**THE EXERCISE:** Transcribe every line of the rows below character for character, omitting the pictures.
======== PROVIDED MATERIAL ========
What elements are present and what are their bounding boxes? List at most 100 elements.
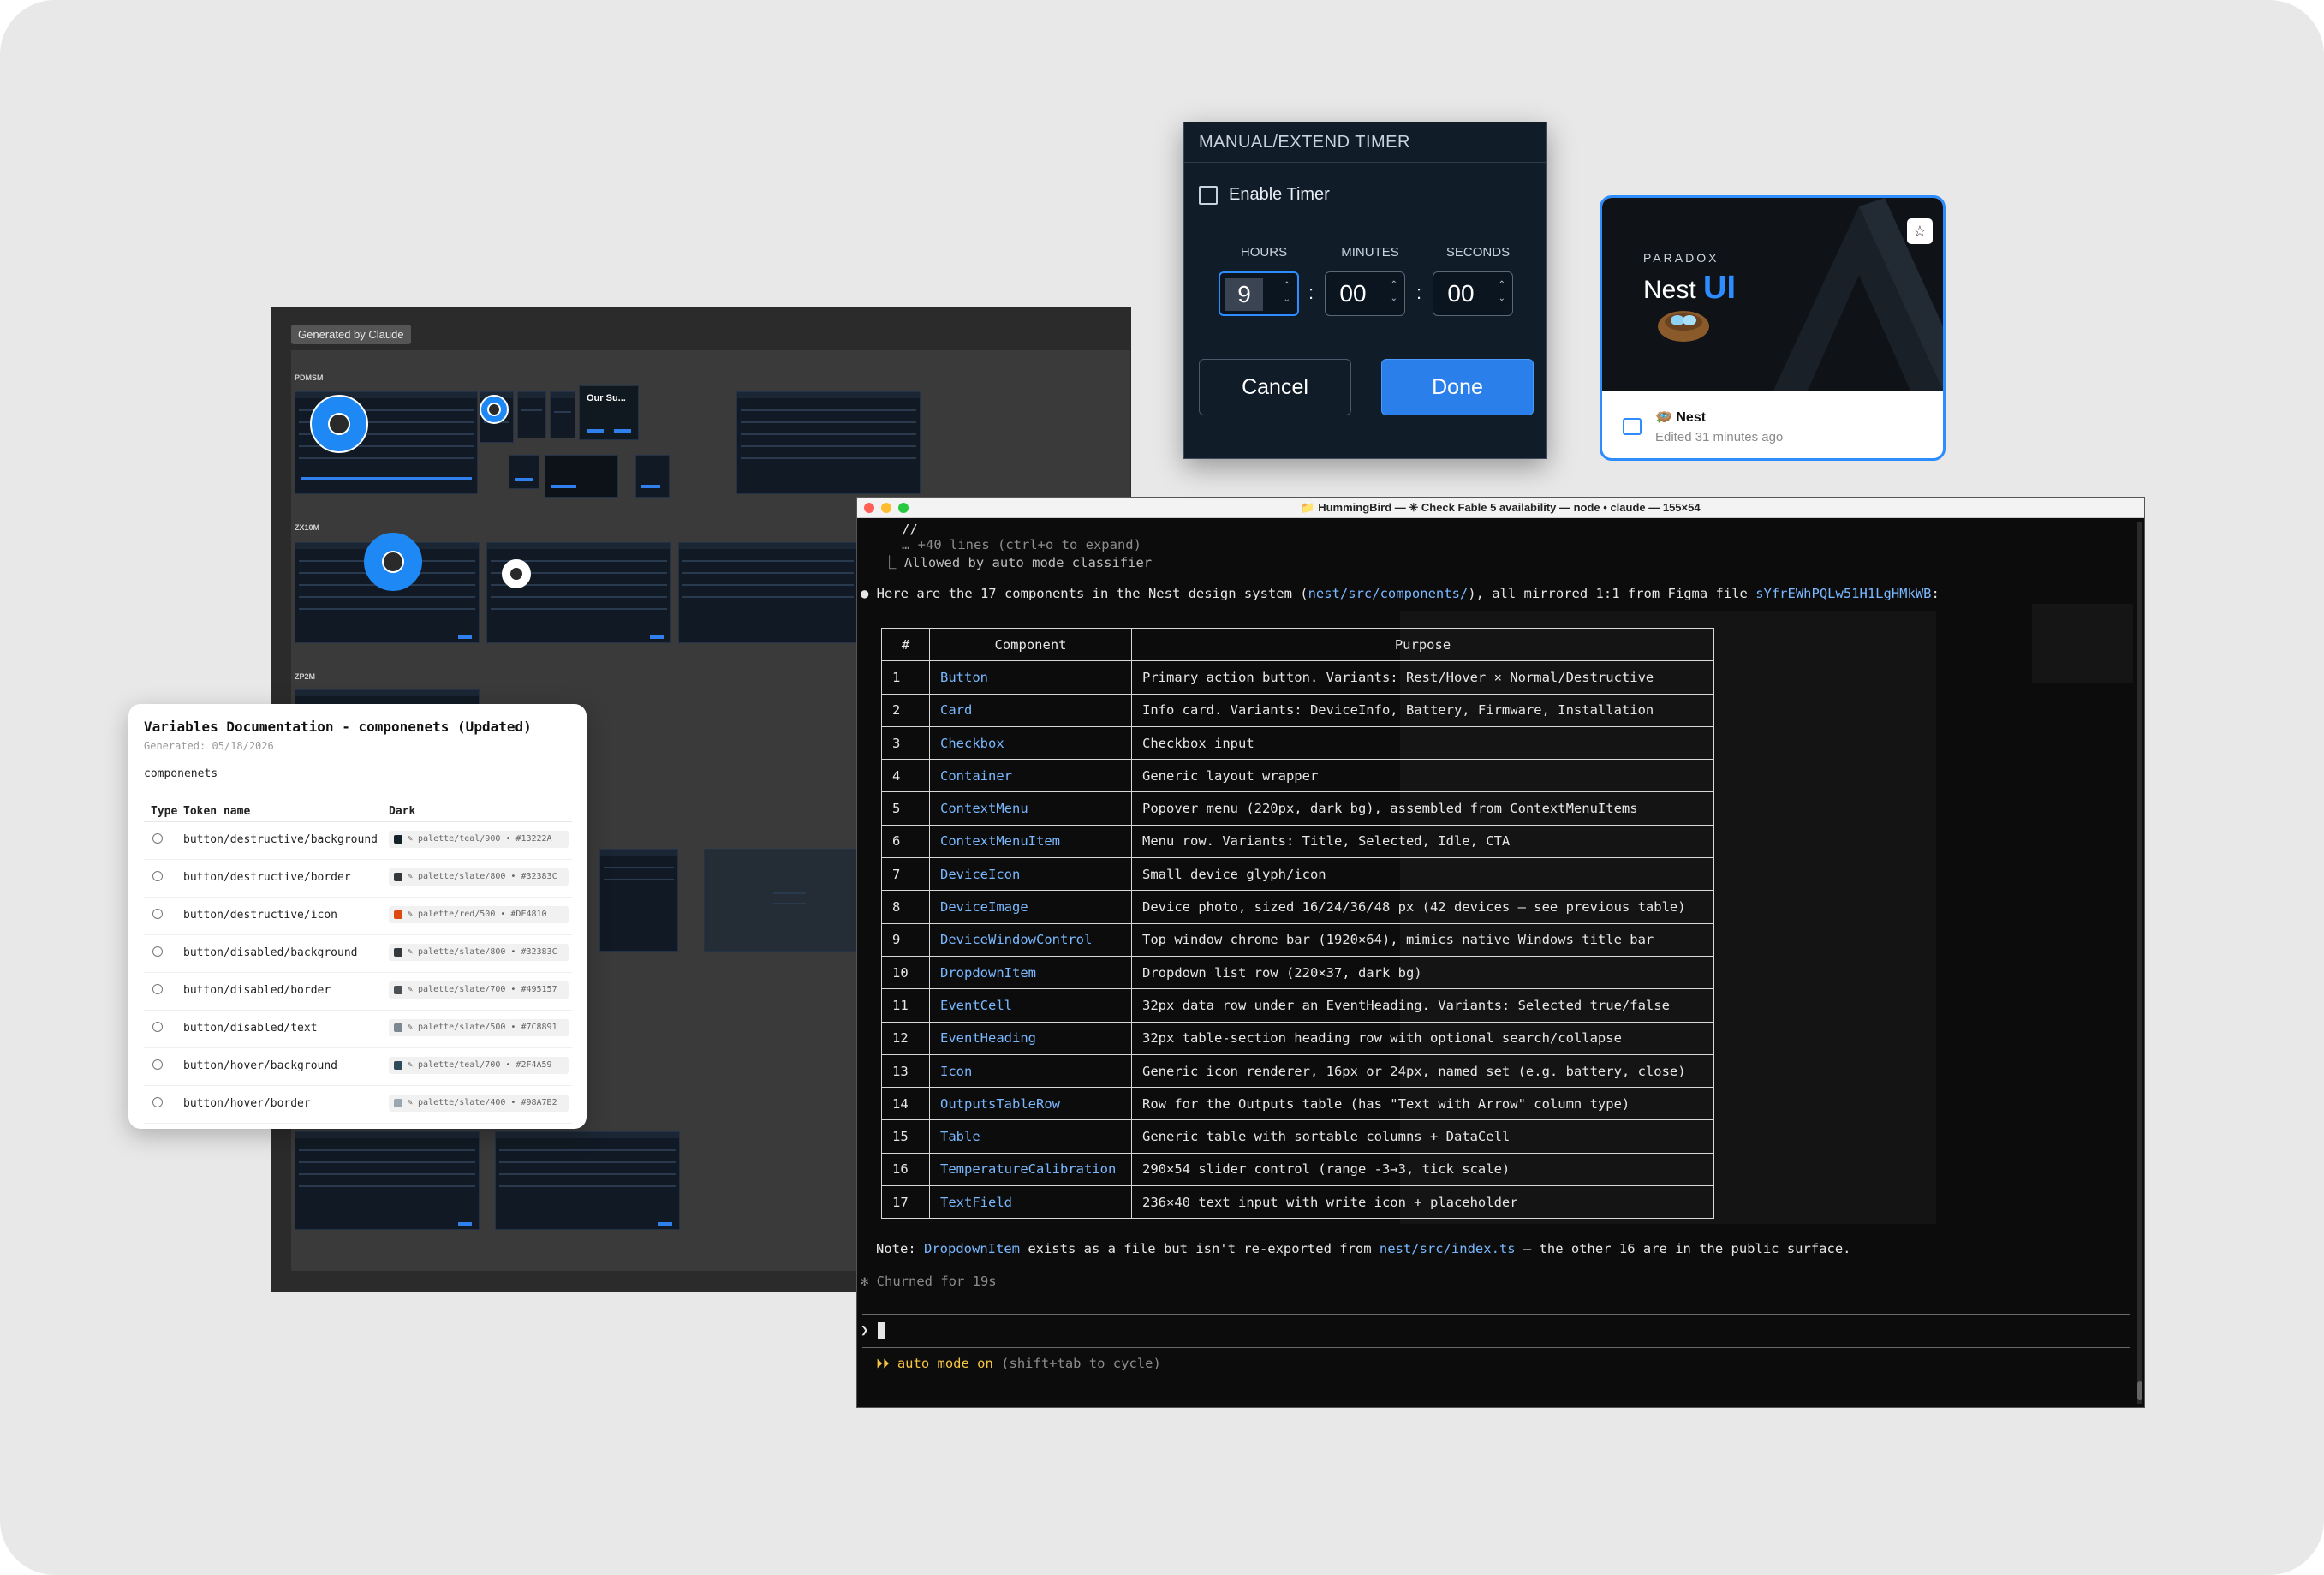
terminal-title: 📁 HummingBird — ✳ Check Fable 5 availabi… (1301, 501, 1701, 514)
decrement-icon[interactable]: ⌄ (1284, 294, 1290, 306)
decrement-icon[interactable]: ⌄ (1499, 293, 1505, 305)
frame-thumbnail[interactable] (599, 849, 678, 952)
alias-chip[interactable]: ✎ palette/slate/500 • #7C8891 (389, 1019, 569, 1036)
library-icon (1623, 418, 1642, 435)
component-name[interactable]: EventHeading (929, 1021, 1132, 1055)
color-type-icon (152, 909, 163, 919)
alias-value: ✎ palette/slate/500 • #7C8891 (408, 1023, 557, 1032)
frame-thumbnail[interactable] (486, 542, 671, 643)
component-name[interactable]: DeviceIcon (929, 857, 1132, 892)
time-separator: : (1416, 282, 1422, 303)
hours-value[interactable]: 9 (1225, 278, 1263, 311)
variable-row[interactable]: button/destructive/icon ✎ palette/red/500… (144, 898, 572, 935)
alias-value: ✎ palette/teal/700 • #2F4A59 (408, 1060, 552, 1070)
terminal-title-bar[interactable]: 📁 HummingBird — ✳ Check Fable 5 availabi… (857, 498, 2144, 518)
increment-icon[interactable]: ⌃ (1391, 279, 1397, 291)
row-number: 5 (881, 791, 930, 826)
collaborator-avatar[interactable] (480, 395, 509, 424)
generated-badge: Generated by Claude (291, 325, 411, 344)
brand-text: PARADOX (1643, 251, 1719, 265)
collaborator-avatar[interactable] (310, 395, 368, 453)
component-name[interactable]: OutputsTableRow (929, 1087, 1132, 1121)
dialog-title: MANUAL/EXTEND TIMER (1199, 133, 1410, 152)
terminal-window[interactable]: 📁 HummingBird — ✳ Check Fable 5 availabi… (856, 497, 2145, 1408)
component-name[interactable]: DropdownItem (929, 955, 1132, 990)
col-purpose: Purpose (1131, 627, 1714, 662)
frame-thumbnail[interactable] (736, 391, 921, 494)
scrollbar-thumb[interactable] (2137, 1381, 2142, 1400)
component-name[interactable]: TemperatureCalibration (929, 1152, 1132, 1187)
frame-thumbnail[interactable]: Our Su... (579, 385, 639, 440)
frame-thumbnail[interactable] (509, 455, 539, 489)
minutes-spinner[interactable]: 00 ⌃ ⌄ (1325, 271, 1405, 316)
component-name[interactable]: Card (929, 693, 1132, 727)
component-ref[interactable]: DropdownItem (924, 1241, 1020, 1256)
increment-icon[interactable]: ⌃ (1284, 280, 1290, 292)
nest-file-card[interactable]: PARADOX Nest UI ☆ 🪺 Nest Edited 31 minut… (1600, 195, 1946, 461)
alias-chip[interactable]: ✎ palette/slate/400 • #98A7B2 (389, 1095, 569, 1112)
alias-chip[interactable]: ✎ palette/teal/900 • #13222A (389, 831, 569, 848)
component-name[interactable]: Checkbox (929, 725, 1132, 761)
minutes-value[interactable]: 00 (1331, 277, 1375, 310)
doc-generated-date: Generated: 05/18/2026 (144, 740, 274, 752)
enable-timer-checkbox[interactable] (1199, 186, 1218, 205)
component-name[interactable]: Icon (929, 1053, 1132, 1089)
path-link[interactable]: nest/src/index.ts (1380, 1241, 1516, 1256)
color-swatch (394, 948, 402, 957)
alias-chip[interactable]: ✎ palette/teal/700 • #2F4A59 (389, 1057, 569, 1074)
component-name[interactable]: EventCell (929, 988, 1132, 1023)
frame-thumbnail[interactable] (545, 455, 618, 498)
alias-chip[interactable]: ✎ palette/slate/800 • #32383C (389, 868, 569, 886)
variable-row[interactable]: button/disabled/background ✎ palette/slat… (144, 935, 572, 973)
row-number: 17 (881, 1185, 930, 1220)
component-name[interactable]: ContextMenuItem (929, 824, 1132, 859)
collaborator-avatar[interactable] (364, 533, 422, 591)
component-name[interactable]: ContextMenu (929, 791, 1132, 826)
auto-mode-indicator[interactable]: ⏵⏵ auto mode on (876, 1356, 993, 1371)
component-purpose: Generic table with sortable columns + Da… (1131, 1119, 1714, 1154)
variable-row[interactable]: button/hover/border ✎ palette/slate/400 •… (144, 1086, 572, 1124)
scrollbar[interactable] (2137, 522, 2142, 1404)
variable-row[interactable]: button/disabled/text ✎ palette/slate/500 … (144, 1011, 572, 1048)
component-name[interactable]: DeviceWindowControl (929, 922, 1132, 957)
seconds-spinner[interactable]: 00 ⌃ ⌄ (1433, 271, 1513, 316)
variable-row[interactable]: button/destructive/background ✎ palette/t… (144, 822, 572, 860)
component-name[interactable]: TextField (929, 1185, 1132, 1220)
alias-chip[interactable]: ✎ palette/red/500 • #DE4810 (389, 906, 569, 923)
component-name[interactable]: Table (929, 1119, 1132, 1154)
increment-icon[interactable]: ⌃ (1499, 279, 1505, 291)
frame-thumbnail[interactable] (678, 542, 858, 643)
frame-thumbnail[interactable] (635, 455, 670, 498)
component-name[interactable]: DeviceImage (929, 890, 1132, 924)
frame-thumbnail[interactable] (495, 1131, 680, 1230)
alias-value: ✎ palette/slate/800 • #32383C (408, 947, 557, 957)
variable-row[interactable]: button/disabled/border ✎ palette/slate/70… (144, 973, 572, 1011)
variable-row[interactable]: button/destructive/border ✎ palette/slate… (144, 860, 572, 898)
frame-thumbnail[interactable] (704, 849, 858, 952)
done-button[interactable]: Done (1381, 359, 1534, 415)
component-name[interactable]: Button (929, 660, 1132, 695)
file-thumbnail[interactable]: PARADOX Nest UI ☆ (1602, 198, 1943, 391)
star-icon[interactable]: ☆ (1907, 218, 1933, 244)
manual-extend-timer-dialog: MANUAL/EXTEND TIMER Enable Timer HOURS M… (1183, 122, 1547, 459)
intro-text: ), all mirrored 1:1 from Figma file (1468, 586, 1756, 601)
product-name-suffix: UI (1703, 270, 1737, 306)
seconds-value[interactable]: 00 (1439, 277, 1483, 310)
cancel-button[interactable]: Cancel (1199, 359, 1351, 415)
alias-chip[interactable]: ✎ palette/slate/800 • #32383C (389, 944, 569, 961)
decrement-icon[interactable]: ⌄ (1391, 293, 1397, 305)
variable-row[interactable]: button/hover/background ✎ palette/teal/70… (144, 1048, 572, 1086)
text-cursor[interactable] (878, 1322, 885, 1339)
frame-thumbnail[interactable] (295, 1131, 480, 1230)
alias-chip[interactable]: ✎ palette/slate/700 • #495157 (389, 981, 569, 999)
figma-file-id[interactable]: sYfrEWhPQLw51H1LgHMkWB (1755, 586, 1931, 601)
row-number: 3 (881, 725, 930, 761)
path-link[interactable]: nest/src/components/ (1308, 586, 1469, 601)
table-row: 13 Icon Generic icon renderer, 16px or 24p… (881, 1053, 1714, 1089)
hours-spinner[interactable]: 9 ⌃ ⌄ (1219, 271, 1299, 316)
variables-documentation-panel: Variables Documentation - componenets (U… (128, 704, 587, 1129)
frame-thumbnail[interactable] (517, 391, 546, 438)
collaborator-avatar[interactable] (502, 559, 531, 588)
frame-thumbnail[interactable] (550, 391, 575, 438)
component-name[interactable]: Container (929, 759, 1132, 793)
========
**FULL RESPONSE:**
What elements are present and what are their bounding boxes? List at most 100 elements.
terminal-title: 📁 HummingBird — ✳ Check Fable 5 availabi… (1301, 501, 1701, 514)
decrement-icon[interactable]: ⌄ (1284, 294, 1290, 306)
decrement-icon[interactable]: ⌄ (1499, 293, 1505, 305)
frame-thumbnail[interactable] (599, 849, 678, 952)
alias-chip[interactable]: ✎ palette/slate/500 • #7C8891 (389, 1019, 569, 1036)
library-icon (1623, 418, 1642, 435)
component-name[interactable]: EventHeading (929, 1021, 1132, 1055)
color-type-icon (152, 909, 163, 919)
alias-value: ✎ palette/slate/500 • #7C8891 (408, 1023, 557, 1032)
frame-thumbnail[interactable] (486, 542, 671, 643)
component-name[interactable]: DeviceIcon (929, 857, 1132, 892)
time-separator: : (1416, 282, 1422, 303)
hours-value[interactable]: 9 (1225, 278, 1263, 311)
variable-row[interactable]: button/destructive/icon ✎ palette/red/500… (144, 898, 572, 935)
alias-value: ✎ palette/teal/700 • #2F4A59 (408, 1060, 552, 1070)
terminal-title-bar[interactable]: 📁 HummingBird — ✳ Check Fable 5 availabi… (857, 498, 2144, 518)
increment-icon[interactable]: ⌃ (1391, 279, 1397, 291)
row-number: 5 (881, 791, 930, 826)
collaborator-avatar[interactable] (480, 395, 509, 424)
generated-badge: Generated by Claude (291, 325, 411, 344)
brand-text: PARADOX (1643, 251, 1719, 265)
collaborator-avatar[interactable] (310, 395, 368, 453)
component-name[interactable]: OutputsTableRow (929, 1087, 1132, 1121)
dialog-title: MANUAL/EXTEND TIMER (1199, 133, 1410, 152)
terminal-window[interactable]: 📁 HummingBird — ✳ Check Fable 5 availabi… (856, 497, 2145, 1408)
component-name[interactable]: DropdownItem (929, 955, 1132, 990)
col-purpose: Purpose (1131, 627, 1714, 662)
frame-thumbnail[interactable] (736, 391, 921, 494)
scrollbar-thumb[interactable] (2137, 1381, 2142, 1400)
component-name[interactable]: TemperatureCalibration (929, 1152, 1132, 1187)
frame-thumbnail[interactable]: Our Su... (579, 385, 639, 440)
frame-thumbnail[interactable] (509, 455, 539, 489)
minutes-spinner[interactable]: 00 ⌃ ⌄ (1325, 271, 1405, 316)
component-name[interactable]: Card (929, 693, 1132, 727)
component-ref[interactable]: DropdownItem (924, 1241, 1020, 1256)
increment-icon[interactable]: ⌃ (1284, 280, 1290, 292)
nest-file-card[interactable]: PARADOX Nest UI ☆ 🪺 Nest Edited 31 minut… (1600, 195, 1946, 461)
alias-chip[interactable]: ✎ palette/slate/400 • #98A7B2 (389, 1095, 569, 1112)
alias-chip[interactable]: ✎ palette/teal/900 • #13222A (389, 831, 569, 848)
component-name[interactable]: Checkbox (929, 725, 1132, 761)
minutes-value[interactable]: 00 (1331, 277, 1375, 310)
doc-generated-date: Generated: 05/18/2026 (144, 740, 274, 752)
enable-timer-checkbox[interactable] (1199, 186, 1218, 205)
component-name[interactable]: Icon (929, 1053, 1132, 1089)
path-link[interactable]: nest/src/index.ts (1380, 1241, 1516, 1256)
color-swatch (394, 948, 402, 957)
alias-chip[interactable]: ✎ palette/teal/700 • #2F4A59 (389, 1057, 569, 1074)
component-name[interactable]: EventCell (929, 988, 1132, 1023)
frame-thumbnail[interactable] (545, 455, 618, 498)
alias-chip[interactable]: ✎ palette/slate/800 • #32383C (389, 868, 569, 886)
variable-row[interactable]: button/disabled/background ✎ palette/slat… (144, 935, 572, 973)
row-number: 17 (881, 1185, 930, 1220)
component-name[interactable]: ContextMenuItem (929, 824, 1132, 859)
collaborator-avatar[interactable] (364, 533, 422, 591)
component-name[interactable]: ContextMenu (929, 791, 1132, 826)
auto-mode-indicator[interactable]: ⏵⏵ auto mode on (876, 1356, 993, 1371)
component-purpose: Generic table with sortable columns + Da… (1131, 1119, 1714, 1154)
variable-row[interactable]: button/hover/border ✎ palette/slate/400 •… (144, 1086, 572, 1124)
scrollbar[interactable] (2137, 522, 2142, 1404)
variable-row[interactable]: button/disabled/text ✎ palette/slate/500 … (144, 1011, 572, 1048)
component-name[interactable]: DeviceWindowControl (929, 922, 1132, 957)
seconds-spinner[interactable]: 00 ⌃ ⌄ (1433, 271, 1513, 316)
variable-row[interactable]: button/destructive/background ✎ palette/t… (144, 822, 572, 860)
component-name[interactable]: TextField (929, 1185, 1132, 1220)
alias-chip[interactable]: ✎ palette/red/500 • #DE4810 (389, 906, 569, 923)
component-name[interactable]: Table (929, 1119, 1132, 1154)
increment-icon[interactable]: ⌃ (1499, 279, 1505, 291)
frame-thumbnail[interactable] (678, 542, 858, 643)
frame-thumbnail[interactable] (635, 455, 670, 498)
component-name[interactable]: DeviceImage (929, 890, 1132, 924)
frame-thumbnail[interactable] (495, 1131, 680, 1230)
alias-value: ✎ palette/slate/800 • #32383C (408, 947, 557, 957)
variable-row[interactable]: button/disabled/border ✎ palette/slate/70… (144, 973, 572, 1011)
variable-row[interactable]: button/destructive/border ✎ palette/slate… (144, 860, 572, 898)
frame-thumbnail[interactable] (704, 849, 858, 952)
done-button[interactable]: Done (1381, 359, 1534, 415)
component-name[interactable]: Button (929, 660, 1132, 695)
file-thumbnail[interactable]: PARADOX Nest UI ☆ (1602, 198, 1943, 391)
star-icon[interactable]: ☆ (1907, 218, 1933, 244)
manual-extend-timer-dialog: MANUAL/EXTEND TIMER Enable Timer HOURS M… (1183, 122, 1547, 459)
intro-text: ), all mirrored 1:1 from Figma file (1468, 586, 1756, 601)
product-name-suffix: UI (1703, 270, 1737, 306)
seconds-value[interactable]: 00 (1439, 277, 1483, 310)
cancel-button[interactable]: Cancel (1199, 359, 1351, 415)
alias-chip[interactable]: ✎ palette/slate/800 • #32383C (389, 944, 569, 961)
decrement-icon[interactable]: ⌄ (1391, 293, 1397, 305)
variable-row[interactable]: button/hover/background ✎ palette/teal/70… (144, 1048, 572, 1086)
text-cursor[interactable] (878, 1322, 885, 1339)
frame-thumbnail[interactable] (295, 1131, 480, 1230)
alias-chip[interactable]: ✎ palette/slate/700 • #495157 (389, 981, 569, 999)
figma-file-id[interactable]: sYfrEWhPQLw51H1LgHMkWB (1755, 586, 1931, 601)
row-number: 3 (881, 725, 930, 761)
path-link[interactable]: nest/src/components/ (1308, 586, 1469, 601)
table-row: 13 Icon Generic icon renderer, 16px or 24p… (881, 1053, 1714, 1089)
hours-spinner[interactable]: 9 ⌃ ⌄ (1219, 271, 1299, 316)
variables-documentation-panel: Variables Documentation - componenets (U… (128, 704, 587, 1129)
frame-thumbnail[interactable] (517, 391, 546, 438)
collaborator-avatar[interactable] (502, 559, 531, 588)
frame-thumbnail[interactable] (550, 391, 575, 438)
component-name[interactable]: Container (929, 759, 1132, 793)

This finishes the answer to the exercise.